→ **Text excerpt**
>> START

I do not bother to ask Gordon if he considers himself a San Diegan as he most readily admits that he is. Not so with other residents of the North County.

* * *

Do you consider yourself a San Diegan?

Carla, waitress, 26: “Not really. I live and work here in Escondido. I haven’t been to San Diego in about two years. I went to the museums. My life is pretty much right here.”

Don, customer service representative for Target, 34: “I guess. I moved here from Michigan, but in the three years I’ve been here, I’ve only been downtown a few times. I’ve been to, like, P.B. and Mission Beach more often, but I party in Carlsbad these days and I live in Vista. To me, North County is San Diego, so I guess I’m a San Diegan.”

Paulo, restaurant cook in Oceanside, resident of Vista, 41: “Yes and no. I couldn’t tell you what the city council in San Diego is up to. I don’t care. But, like, if I go back to New Mexico, I feel like I represent San Diego, and I’m proud of it and everything. But when I’m home, I stay up here. I don’t really go down there for anything.”

>> END

→ **Requirement a**
In the North County interviews, which city does Carla say she lives and works in?

→ **Records for processing**

>> START

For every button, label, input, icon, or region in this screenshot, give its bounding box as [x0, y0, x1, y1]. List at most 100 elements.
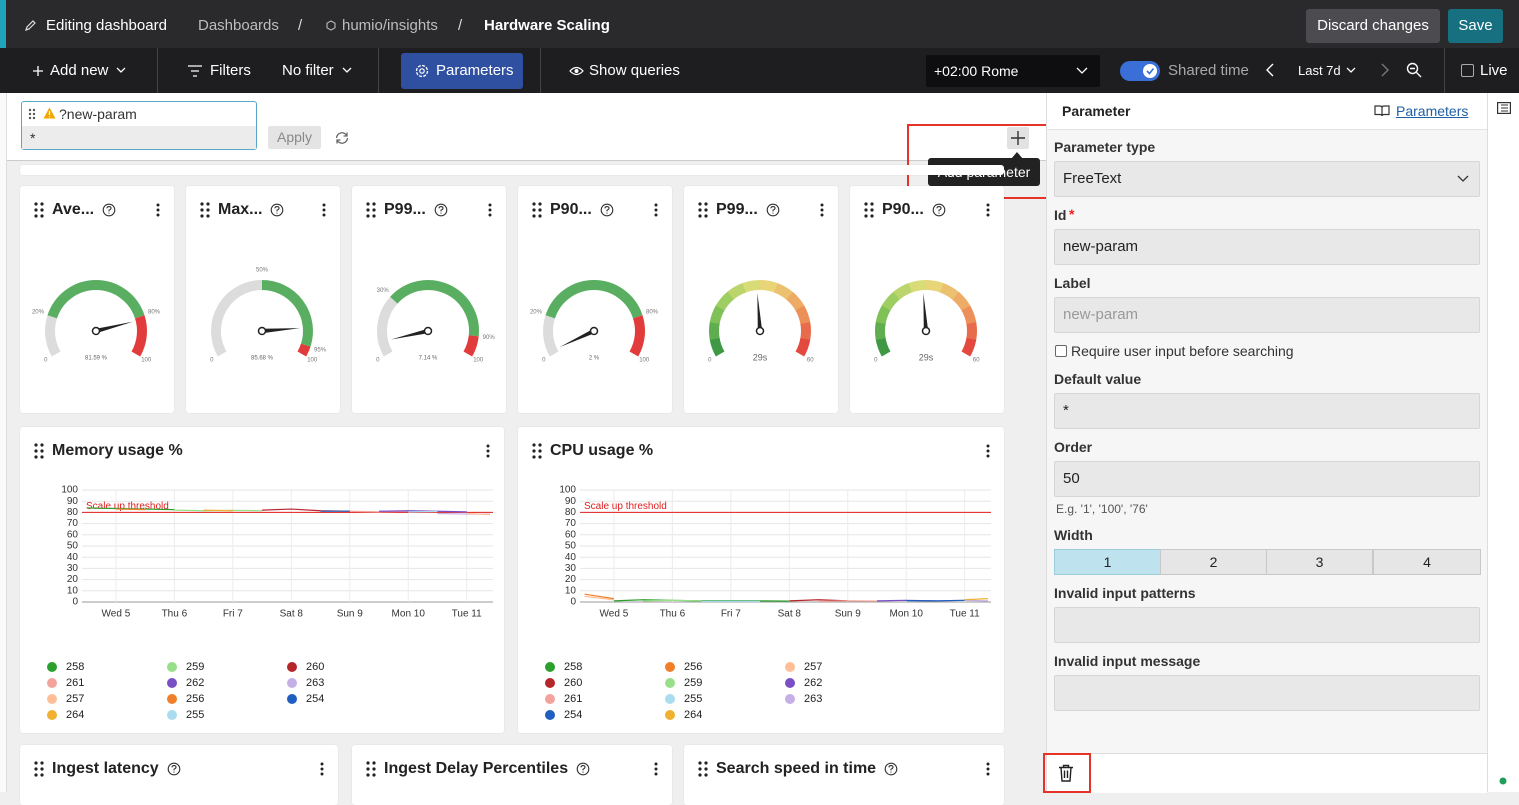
width-option[interactable]: 3 — [1266, 549, 1373, 575]
save-button[interactable]: Save — [1448, 9, 1503, 43]
id-input[interactable]: new-param — [1054, 229, 1480, 265]
next-button[interactable] — [1381, 63, 1389, 77]
parameter-value: * — [30, 128, 35, 148]
gauge-min: 0 — [210, 358, 214, 364]
add-new-button[interactable]: Add new — [50, 61, 108, 81]
legend-swatch — [287, 694, 297, 704]
legend-label: 262 — [804, 677, 822, 689]
gauge-band — [715, 307, 721, 323]
default-input[interactable]: * — [1054, 393, 1480, 429]
gauge-band — [714, 322, 715, 339]
handle-dot — [34, 773, 37, 776]
y-tick-label: 10 — [565, 585, 577, 596]
breadcrumb[interactable]: Dashboards — [198, 16, 279, 36]
legend-label: 254 — [564, 709, 582, 721]
menu-dot — [655, 763, 658, 766]
handle-dot — [40, 761, 43, 764]
legend-swatch — [47, 710, 57, 720]
apply-button[interactable]: Apply — [268, 126, 321, 149]
field-label: Default value — [1054, 369, 1141, 389]
help-icon — [576, 762, 590, 776]
accent-strip — [0, 0, 6, 48]
gauge-hub — [93, 328, 100, 335]
gauge-max: 100 — [307, 358, 318, 364]
legend-swatch — [47, 678, 57, 688]
drag-handle[interactable] — [34, 761, 44, 777]
legend-swatch — [545, 710, 555, 720]
field-label: Order — [1054, 437, 1092, 457]
filters-button[interactable]: Filters — [210, 61, 251, 81]
gauge-ok-band — [52, 285, 139, 317]
status-dot — [1499, 777, 1507, 785]
width-option[interactable]: 4 — [1373, 549, 1481, 575]
menu-dot — [987, 773, 990, 776]
shared-time-toggle[interactable] — [1120, 61, 1160, 81]
drag-handle[interactable] — [698, 761, 708, 777]
gauge-min: 0 — [542, 358, 546, 364]
message-input[interactable] — [1054, 675, 1480, 711]
divider — [157, 48, 158, 93]
order-hint: E.g. '1', '100', '76' — [1056, 499, 1148, 519]
y-tick-label: 100 — [559, 485, 576, 496]
label-input[interactable]: new-param — [1054, 297, 1480, 333]
legend-swatch — [47, 662, 57, 672]
width-option[interactable]: 2 — [1160, 549, 1267, 575]
gauge-track — [382, 300, 394, 354]
show-queries-button[interactable]: Show queries — [589, 61, 680, 81]
widget-title: Search speed in time — [716, 760, 876, 778]
legend-swatch — [665, 694, 675, 704]
gauge-needle — [391, 329, 429, 340]
gauge-track — [216, 285, 262, 354]
warning-icon — [43, 107, 56, 119]
y-tick-label: 60 — [67, 529, 79, 540]
legend-swatch — [167, 662, 177, 672]
legend-label: 260 — [306, 661, 324, 673]
y-tick-label: 70 — [565, 518, 577, 529]
chevron — [1346, 67, 1356, 74]
docs-link[interactable]: Parameters — [1396, 101, 1468, 121]
gauge-hub — [425, 328, 432, 335]
panel-icon[interactable] — [1497, 102, 1511, 114]
widget-menu[interactable] — [320, 762, 324, 776]
right-rail — [1487, 93, 1519, 792]
filter-select[interactable]: No filter — [282, 61, 334, 81]
zoom-button[interactable] — [1406, 62, 1422, 78]
live-checkbox[interactable] — [1461, 64, 1474, 77]
y-tick-label: 20 — [67, 574, 79, 585]
refresh-icon[interactable] — [334, 131, 350, 145]
time-range-select[interactable]: Last 7d — [1298, 61, 1341, 81]
discard-button[interactable]: Discard changes — [1306, 9, 1440, 43]
gauge-hub — [591, 328, 598, 335]
legend-label: 259 — [186, 661, 204, 673]
x-tick-label: Wed 5 — [102, 609, 131, 620]
gear-icon — [414, 63, 430, 79]
handle-dot — [698, 761, 701, 764]
gauge-band — [942, 288, 956, 296]
legend-label: 261 — [564, 693, 582, 705]
help-mark — [889, 766, 893, 773]
legend-swatch — [167, 710, 177, 720]
legend-label: 258 — [564, 661, 582, 673]
widget-menu[interactable] — [986, 762, 990, 776]
divider — [1444, 48, 1445, 93]
widget-menu[interactable] — [654, 762, 658, 776]
legend-swatch — [665, 710, 675, 720]
chevron — [1076, 67, 1088, 75]
legend-swatch — [665, 662, 675, 672]
type-select[interactable]: FreeText — [1054, 161, 1480, 197]
help-icon — [884, 762, 898, 776]
require-checkbox[interactable] — [1055, 345, 1067, 357]
width-option[interactable]: 1 — [1054, 549, 1161, 575]
drag-handle[interactable] — [366, 761, 376, 777]
patterns-input[interactable] — [1054, 607, 1480, 643]
parameter-value-field[interactable] — [22, 126, 256, 149]
previous-button[interactable] — [1266, 63, 1274, 77]
breadcrumb[interactable]: humio/insights — [342, 16, 438, 36]
order-input[interactable]: 50 — [1054, 461, 1480, 497]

>> END

→ **Requirement b**
Reproduce the listing lines from the line containing "width-option[interactable]: 3 —" through the line containing "parameter-value: * — [30, 128, 35, 148]", inclusive.

→ **Task answer a**
Escondido.

→ **Task answer b**
width-option[interactable]: 3 — [1266, 549, 1373, 575]
save-button[interactable]: Save — [1448, 9, 1503, 43]
id-input[interactable]: new-param — [1054, 229, 1480, 265]
next-button[interactable] — [1381, 63, 1389, 77]
parameter-value: * — [30, 128, 35, 148]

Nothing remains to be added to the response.